| Dataset entries |

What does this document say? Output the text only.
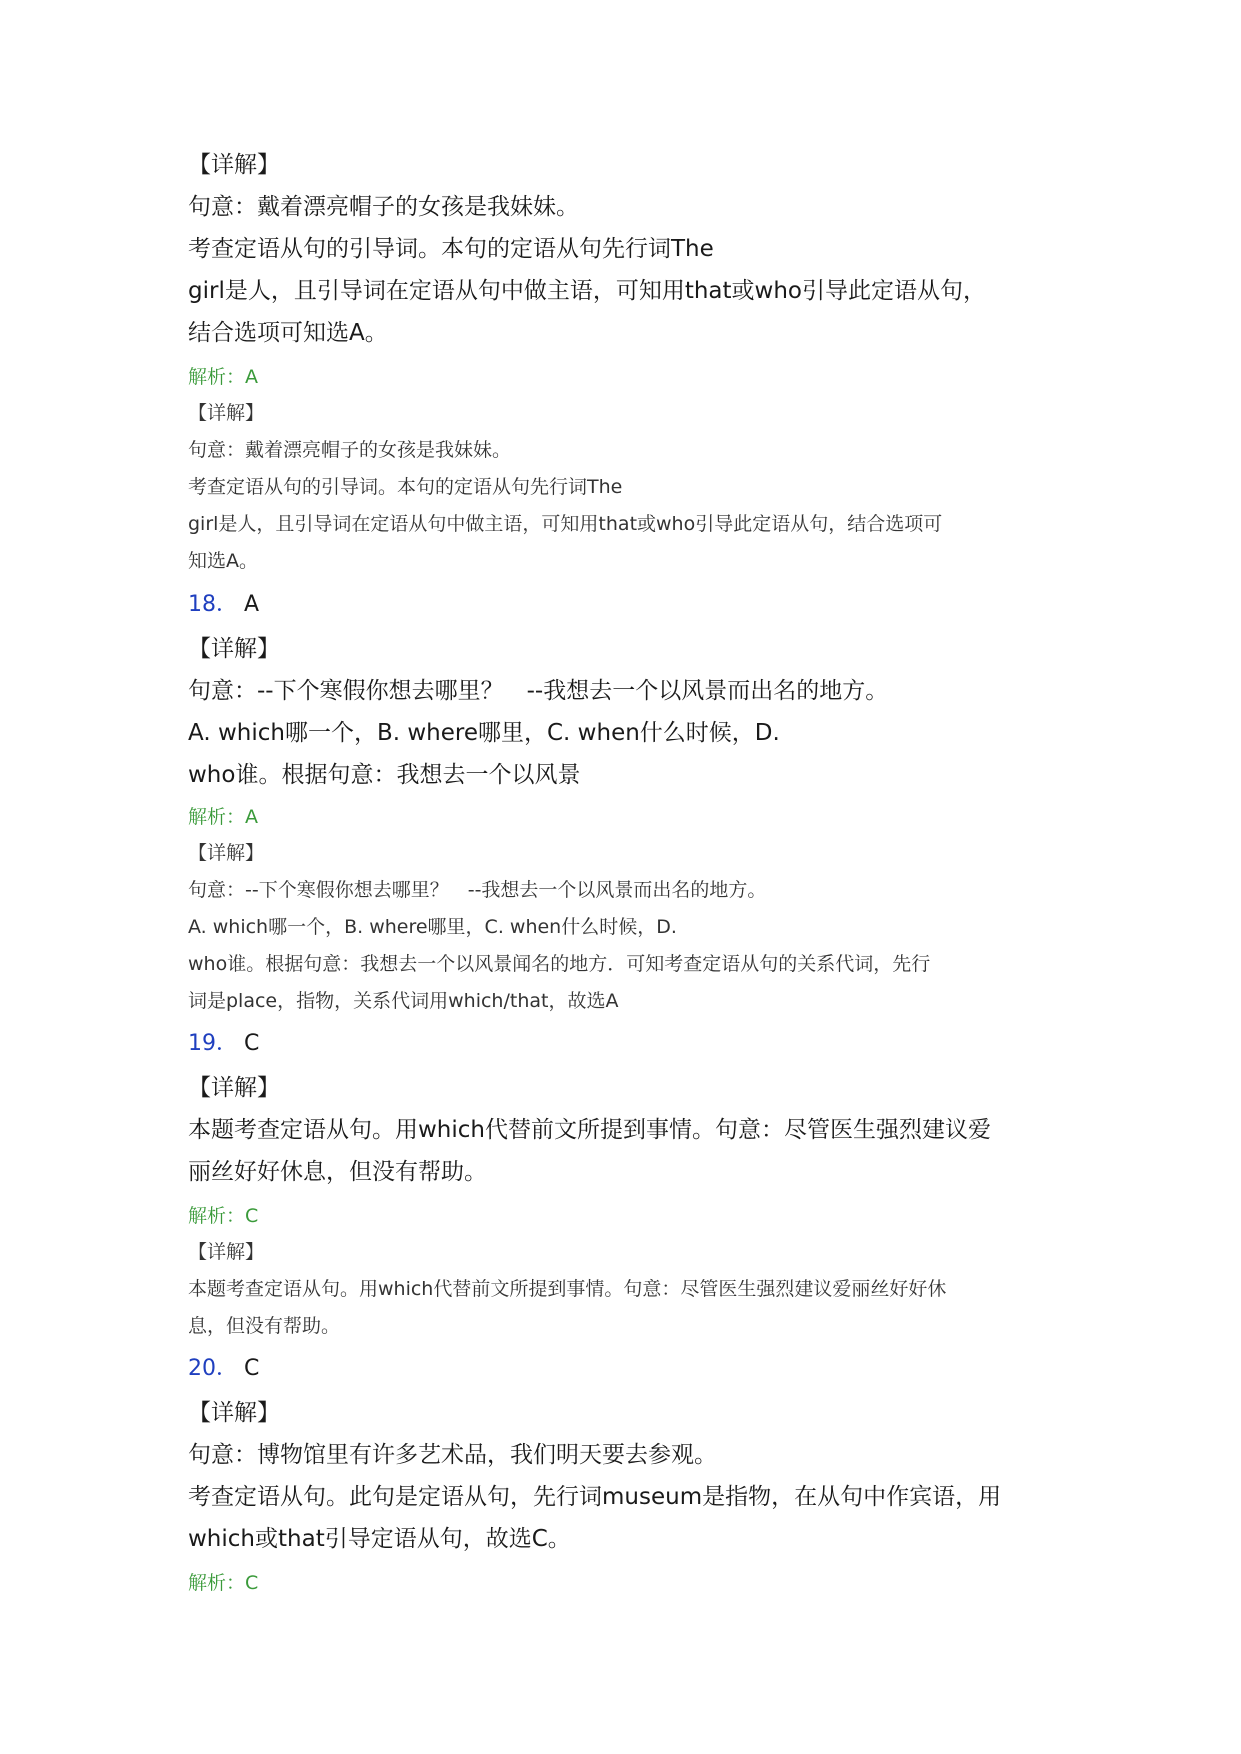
【详解】
句意：戴着漂亮帽子的女孩是我妹妹。
考查定语从句的引导词。本句的定语从句先行词The
girl是人，且引导词在定语从句中做主语，可知用that或who引导此定语从句，
结合选项可知选A。
解析：A
【详解】
句意：戴着漂亮帽子的女孩是我妹妹。
考查定语从句的引导词。本句的定语从句先行词The
girl是人，且引导词在定语从句中做主语，可知用that或who引导此定语从句，结合选项可
知选A。
18． A
【详解】
句意：--下个寒假你想去哪里？　--我想去一个以风景而出名的地方。
A. which哪一个，B. where哪里，C. when什么时候，D.
who谁。根据句意：我想去一个以风景
解析：A
【详解】
句意：--下个寒假你想去哪里？　--我想去一个以风景而出名的地方。
A. which哪一个，B. where哪里，C. when什么时候，D.
who谁。根据句意：我想去一个以风景闻名的地方．可知考查定语从句的关系代词，先行
词是place，指物，关系代词用which/that，故选A
19． C
【详解】
本题考查定语从句。用which代替前文所提到事情。句意：尽管医生强烈建议爱
丽丝好好休息，但没有帮助。
解析：C
【详解】
本题考查定语从句。用which代替前文所提到事情。句意：尽管医生强烈建议爱丽丝好好休
息，但没有帮助。
20． C
【详解】
句意：博物馆里有许多艺术品，我们明天要去参观。
考查定语从句。此句是定语从句，先行词museum是指物，在从句中作宾语，用
which或that引导定语从句，故选C。
解析：C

| Work required |
Retype every record above exactly as written, but leave out the pictures.

| Answer to this task |
What does this document say? Output the text only.
【详解】
句意：戴着漂亮帽子的女孩是我妹妹。
考查定语从句的引导词。本句的定语从句先行词The
girl是人，且引导词在定语从句中做主语，可知用that或who引导此定语从句，
结合选项可知选A。
解析：A
【详解】
句意：戴着漂亮帽子的女孩是我妹妹。
考查定语从句的引导词。本句的定语从句先行词The
girl是人，且引导词在定语从句中做主语，可知用that或who引导此定语从句，结合选项可
知选A。
18． A
【详解】
句意：--下个寒假你想去哪里？　--我想去一个以风景而出名的地方。
A. which哪一个，B. where哪里，C. when什么时候，D.
who谁。根据句意：我想去一个以风景
解析：A
【详解】
句意：--下个寒假你想去哪里？　--我想去一个以风景而出名的地方。
A. which哪一个，B. where哪里，C. when什么时候，D.
who谁。根据句意：我想去一个以风景闻名的地方．可知考查定语从句的关系代词，先行
词是place，指物，关系代词用which/that，故选A
19． C
【详解】
本题考查定语从句。用which代替前文所提到事情。句意：尽管医生强烈建议爱
丽丝好好休息，但没有帮助。
解析：C
【详解】
本题考查定语从句。用which代替前文所提到事情。句意：尽管医生强烈建议爱丽丝好好休
息，但没有帮助。
20． C
【详解】
句意：博物馆里有许多艺术品，我们明天要去参观。
考查定语从句。此句是定语从句，先行词museum是指物，在从句中作宾语，用
which或that引导定语从句，故选C。
解析：C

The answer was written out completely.